Goal:
Print the entries verbatim, leaving out the images they contain.

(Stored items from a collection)

........

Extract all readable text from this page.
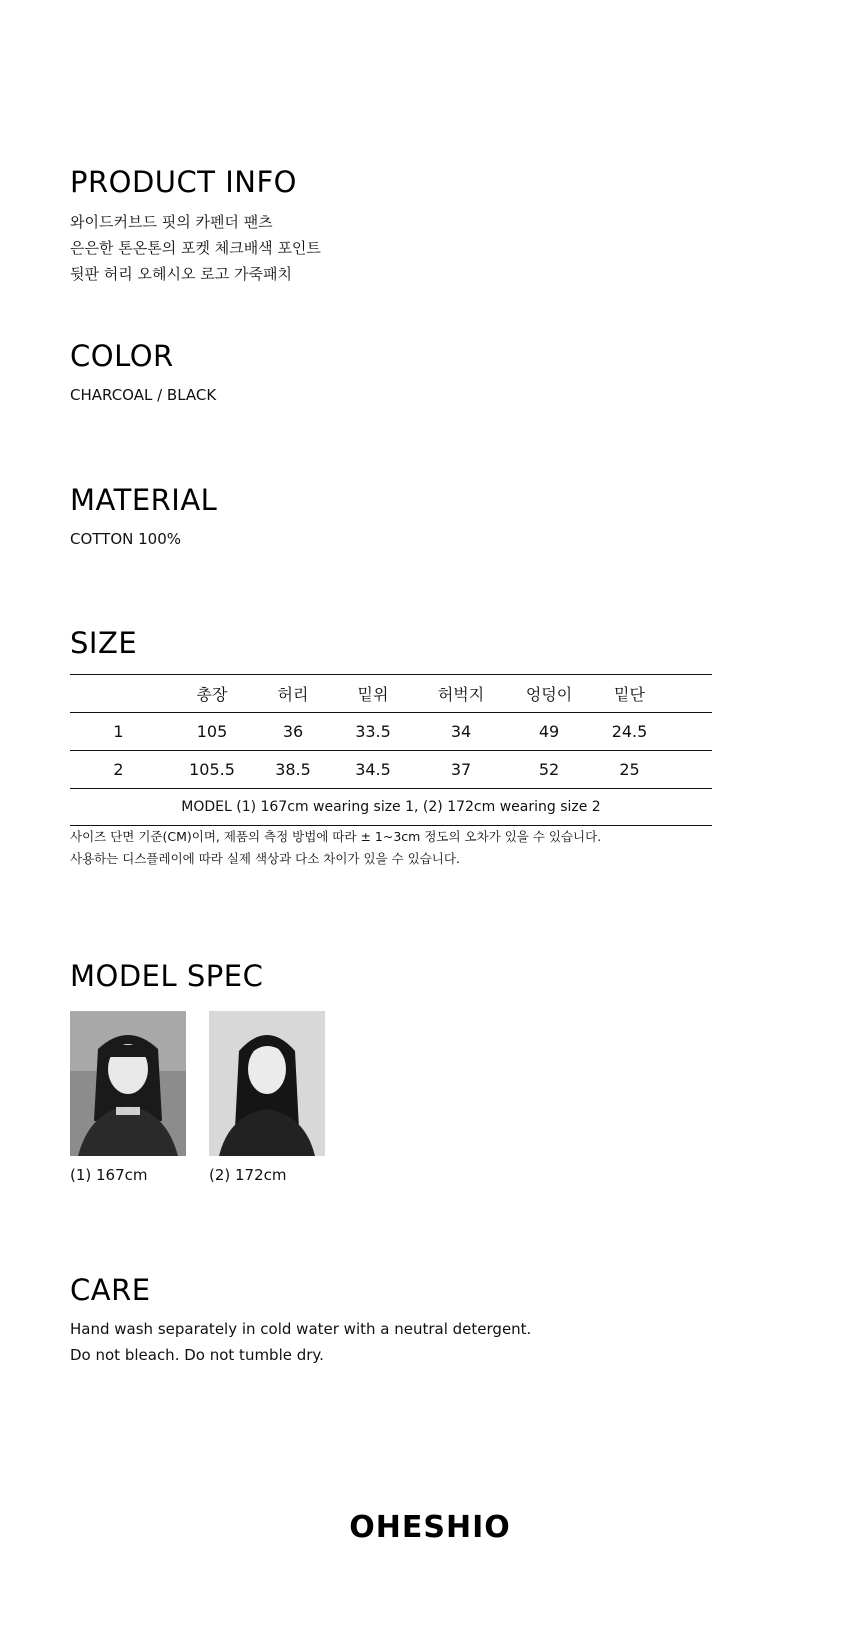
PRODUCT INFO
와이드커브드 핏의 카펜더 팬츠
은은한 톤온톤의 포켓 체크배색 포인트
뒷판 허리 오헤시오 로고 가죽패치
COLOR
CHARCOAL / BLACK
MATERIAL
COTTON 100%
SIZE
	총장	허리	밑위	허벅지	엉덩이	밑단	
1	105	36	33.5	34	49	24.5	
2	105.5	38.5	34.5	37	52	25	
MODEL (1) 167cm wearing size 1, (2) 172cm wearing size 2							
사이즈 단면 기준(CM)이며, 제품의 측정 방법에 따라 ± 1~3cm 정도의 오차가 있을 수 있습니다.
사용하는 디스플레이에 따라 실제 색상과 다소 차이가 있을 수 있습니다.
MODEL SPEC
(1) 167cm	(2) 172cm
CARE
Hand wash separately in cold water with a neutral detergent.
Do not bleach. Do not tumble dry.
OHESHIO
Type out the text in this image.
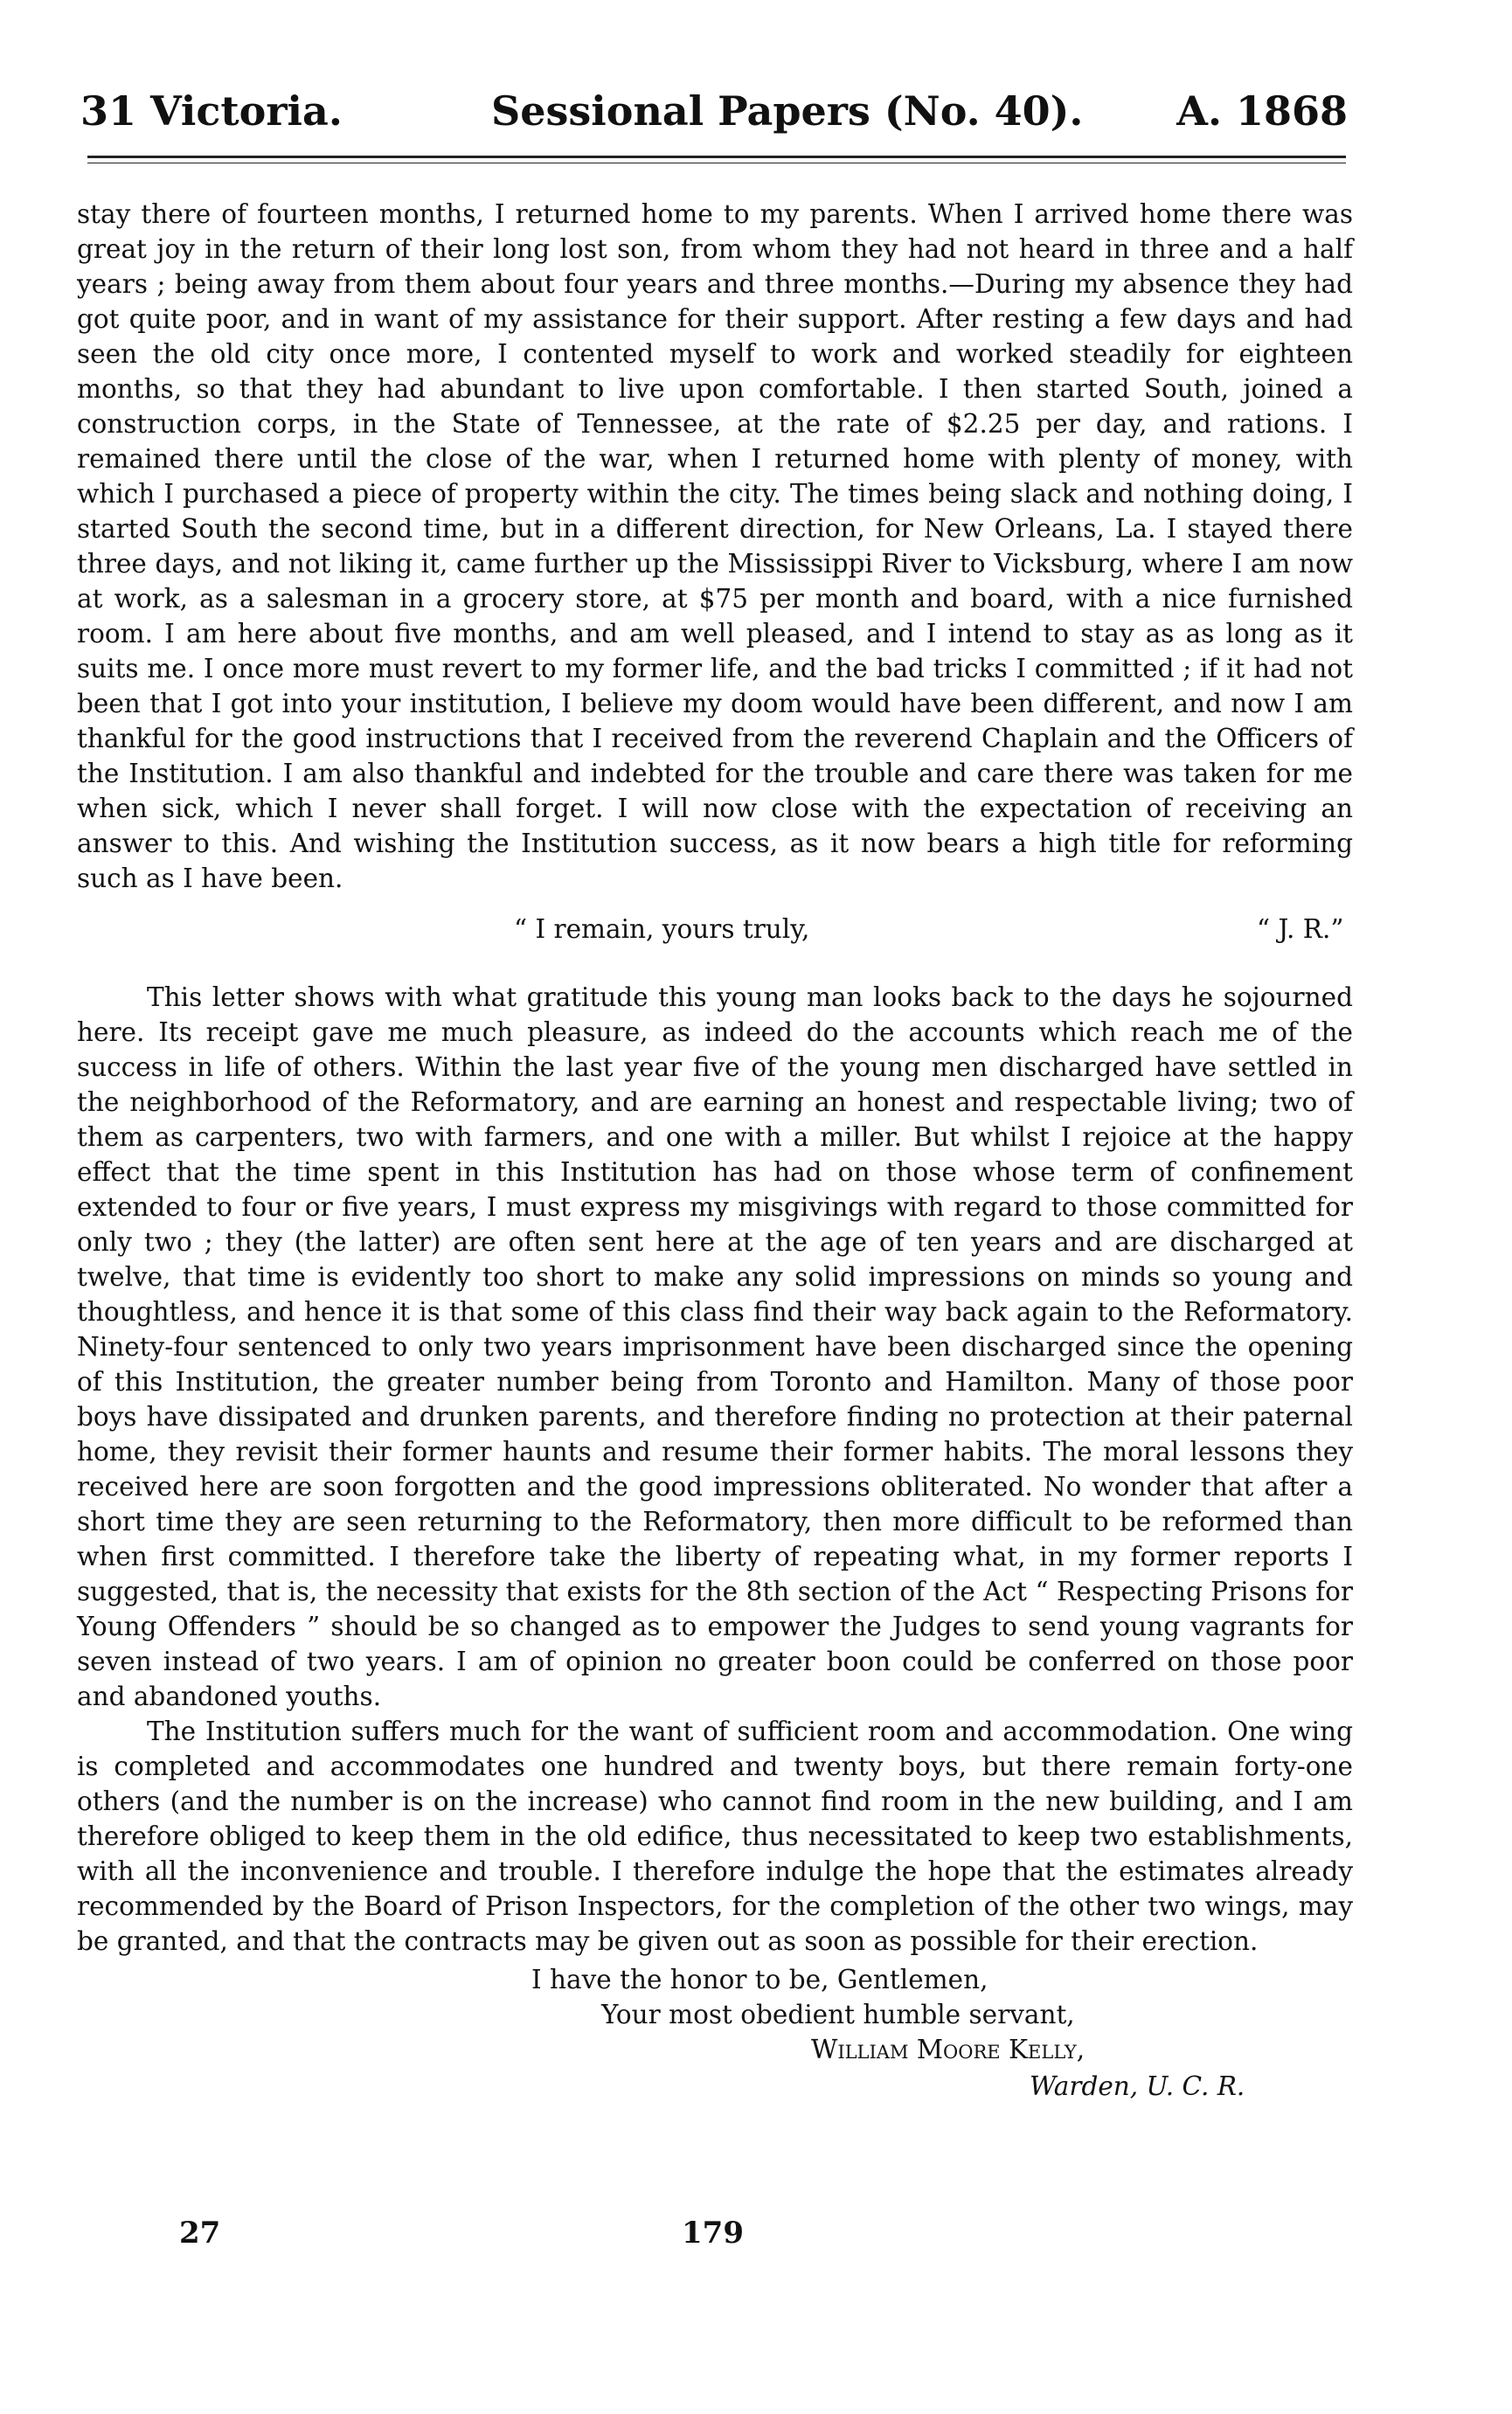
31 Victoria.	Sessional Papers (No. 40). A. 1868

stay there of fourteen months, I returned home to my parents. When I arrived home there was great joy in the return of their long lost son, from whom they had not heard in three and a half years ; being away from them about four years and three months.—During my absence they had got quite poor, and in want of my assistance for their support. After resting a few days and had seen the old city once more, I contented myself to work and worked steadily for eighteen months, so that they had abundant to live upon comfortable. I then started South, joined a construction corps, in the State of Tennessee, at the rate of $2.25 per day, and rations. I remained there until the close of the war, when I returned home with plenty of money, with which I purchased a piece of property within the city. The times being slack and nothing doing, I started South the second time, but in a different direction, for New Orleans, La. I stayed there three days, and not liking it, came further up the Mississippi River to Vicksburg, where I am now at work, as a salesman in a grocery store, at $75 per month and board, with a nice furnished room. I am here about five months, and am well pleased, and I intend to stay as as long as it suits me. I once more must revert to my former life, and the bad tricks I committed ; if it had not been that I got into your institution, I believe my doom would have been different, and now I am thankful for the good instructions that I received from the reverend Chaplain and the Officers of the Institution. I am also thankful and indebted for the trouble and care there was taken for me when sick, which I never shall forget. I will now close with the expectation of receiving an answer to this. And wishing the Institution success, as it now bears a high title for reforming such as I have been.

“ I remain, yours truly,	“ J. R.”

This letter shows with what gratitude this young man looks back to the days he sojourned here. Its receipt gave me much pleasure, as indeed do the accounts which reach me of the success in life of others. Within the last year five of the young men discharged have settled in the neighborhood of the Reformatory, and are earning an honest and respectable living; two of them as carpenters, two with farmers, and one with a miller. But whilst I rejoice at the happy effect that the time spent in this Institution has had on those whose term of confinement extended to four or five years, I must express my misgivings with regard to those committed for only two ; they (the latter) are often sent here at the age of ten years and are discharged at twelve, that time is evidently too short to make any solid impressions on minds so young and thoughtless, and hence it is that some of this class find their way back again to the Reformatory. Ninety-four sentenced to only two years imprisonment have been discharged since the opening of this Institution, the greater number being from Toronto and Hamilton. Many of those poor boys have dissipated and drunken parents, and therefore finding no protection at their paternal home, they revisit their former haunts and resume their former habits. The moral lessons they received here are soon forgotten and the good impressions obliterated. No wonder that after a short time they are seen returning to the Reformatory, then more difficult to be reformed than when first committed. I therefore take the liberty of repeating what, in my former reports I suggested, that is, the necessity that exists for the 8th section of the Act “ Respecting Prisons for Young Offenders ” should be so changed as to empower the Judges to send young vagrants for seven instead of two years. I am of opinion no greater boon could be conferred on those poor and abandoned youths.

The Institution suffers much for the want of sufficient room and accommodation. One wing is completed and accommodates one hundred and twenty boys, but there remain forty-one others (and the number is on the increase) who cannot find room in the new building, and I am therefore obliged to keep them in the old edifice, thus necessitated to keep two establishments, with all the inconvenience and trouble. I therefore indulge the hope that the estimates already recommended by the Board of Prison Inspectors, for the completion of the other two wings, may be granted, and that the contracts may be given out as soon as possible for their erection.

I have the honor to be, Gentlemen,
Your most obedient humble servant,
William Moore Kelly,
Warden, U. C. R.
27	179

........

Reply to the task:
Extract all readable text from this page.
PRODUCT INFO
와이드커브드 핏의 카펜더 팬츠
은은한 톤온톤의 포켓 체크배색 포인트
뒷판 허리 오헤시오 로고 가죽패치
COLOR
CHARCOAL / BLACK
MATERIAL
COTTON 100%
SIZE
	총장	허리	밑위	허벅지	엉덩이	밑단	
1	105	36	33.5	34	49	24.5	
2	105.5	38.5	34.5	37	52	25	
MODEL (1) 167cm wearing size 1, (2) 172cm wearing size 2							
사이즈 단면 기준(CM)이며, 제품의 측정 방법에 따라 ± 1~3cm 정도의 오차가 있을 수 있습니다.
사용하는 디스플레이에 따라 실제 색상과 다소 차이가 있을 수 있습니다.
MODEL SPEC
(1) 167cm	(2) 172cm
CARE
Hand wash separately in cold water with a neutral detergent.
Do not bleach. Do not tumble dry.
OHESHIO
Type out the text in this image.
31 Victoria.	Sessional Papers (No. 40). A. 1868

stay there of fourteen months, I returned home to my parents. When I arrived home there was great joy in the return of their long lost son, from whom they had not heard in three and a half years ; being away from them about four years and three months.—During my absence they had got quite poor, and in want of my assistance for their support. After resting a few days and had seen the old city once more, I contented myself to work and worked steadily for eighteen months, so that they had abundant to live upon comfortable. I then started South, joined a construction corps, in the State of Tennessee, at the rate of $2.25 per day, and rations. I remained there until the close of the war, when I returned home with plenty of money, with which I purchased a piece of property within the city. The times being slack and nothing doing, I started South the second time, but in a different direction, for New Orleans, La. I stayed there three days, and not liking it, came further up the Mississippi River to Vicksburg, where I am now at work, as a salesman in a grocery store, at $75 per month and board, with a nice furnished room. I am here about five months, and am well pleased, and I intend to stay as as long as it suits me. I once more must revert to my former life, and the bad tricks I committed ; if it had not been that I got into your institution, I believe my doom would have been different, and now I am thankful for the good instructions that I received from the reverend Chaplain and the Officers of the Institution. I am also thankful and indebted for the trouble and care there was taken for me when sick, which I never shall forget. I will now close with the expectation of receiving an answer to this. And wishing the Institution success, as it now bears a high title for reforming such as I have been.

“ I remain, yours truly,	“ J. R.”

This letter shows with what gratitude this young man looks back to the days he sojourned here. Its receipt gave me much pleasure, as indeed do the accounts which reach me of the success in life of others. Within the last year five of the young men discharged have settled in the neighborhood of the Reformatory, and are earning an honest and respectable living; two of them as carpenters, two with farmers, and one with a miller. But whilst I rejoice at the happy effect that the time spent in this Institution has had on those whose term of confinement extended to four or five years, I must express my misgivings with regard to those committed for only two ; they (the latter) are often sent here at the age of ten years and are discharged at twelve, that time is evidently too short to make any solid impressions on minds so young and thoughtless, and hence it is that some of this class find their way back again to the Reformatory. Ninety-four sentenced to only two years imprisonment have been discharged since the opening of this Institution, the greater number being from Toronto and Hamilton. Many of those poor boys have dissipated and drunken parents, and therefore finding no protection at their paternal home, they revisit their former haunts and resume their former habits. The moral lessons they received here are soon forgotten and the good impressions obliterated. No wonder that after a short time they are seen returning to the Reformatory, then more difficult to be reformed than when first committed. I therefore take the liberty of repeating what, in my former reports I suggested, that is, the necessity that exists for the 8th section of the Act “ Respecting Prisons for Young Offenders ” should be so changed as to empower the Judges to send young vagrants for seven instead of two years. I am of opinion no greater boon could be conferred on those poor and abandoned youths.

The Institution suffers much for the want of sufficient room and accommodation. One wing is completed and accommodates one hundred and twenty boys, but there remain forty-one others (and the number is on the increase) who cannot find room in the new building, and I am therefore obliged to keep them in the old edifice, thus necessitated to keep two establishments, with all the inconvenience and trouble. I therefore indulge the hope that the estimates already recommended by the Board of Prison Inspectors, for the completion of the other two wings, may be granted, and that the contracts may be given out as soon as possible for their erection.

I have the honor to be, Gentlemen,
Your most obedient humble servant,
William Moore Kelly,
Warden, U. C. R.
27	179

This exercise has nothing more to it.